[Dataset entries on figures]
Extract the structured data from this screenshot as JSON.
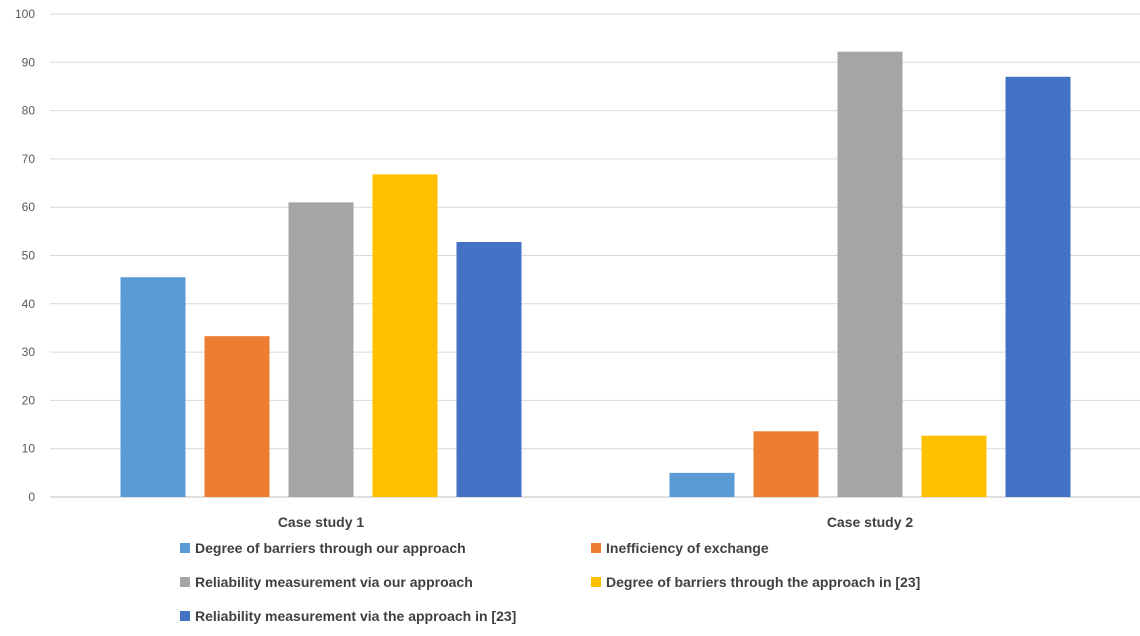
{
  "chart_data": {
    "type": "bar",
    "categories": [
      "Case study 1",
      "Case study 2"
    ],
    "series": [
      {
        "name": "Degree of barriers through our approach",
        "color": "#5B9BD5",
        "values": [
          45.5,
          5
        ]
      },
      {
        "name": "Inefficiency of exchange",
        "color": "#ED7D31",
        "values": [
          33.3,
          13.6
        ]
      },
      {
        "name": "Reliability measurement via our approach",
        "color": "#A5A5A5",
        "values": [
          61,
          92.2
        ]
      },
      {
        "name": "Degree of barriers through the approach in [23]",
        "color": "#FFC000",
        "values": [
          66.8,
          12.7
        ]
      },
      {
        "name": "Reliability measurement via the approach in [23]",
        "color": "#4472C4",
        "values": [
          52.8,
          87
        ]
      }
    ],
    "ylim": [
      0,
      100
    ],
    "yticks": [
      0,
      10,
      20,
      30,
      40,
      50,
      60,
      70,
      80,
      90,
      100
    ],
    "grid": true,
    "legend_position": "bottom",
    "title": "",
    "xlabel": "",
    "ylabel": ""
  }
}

* [Task statement]
Find every line in the entries that includes the word "through", then state how many there are and nothing else.

* [Solution to this problem]
2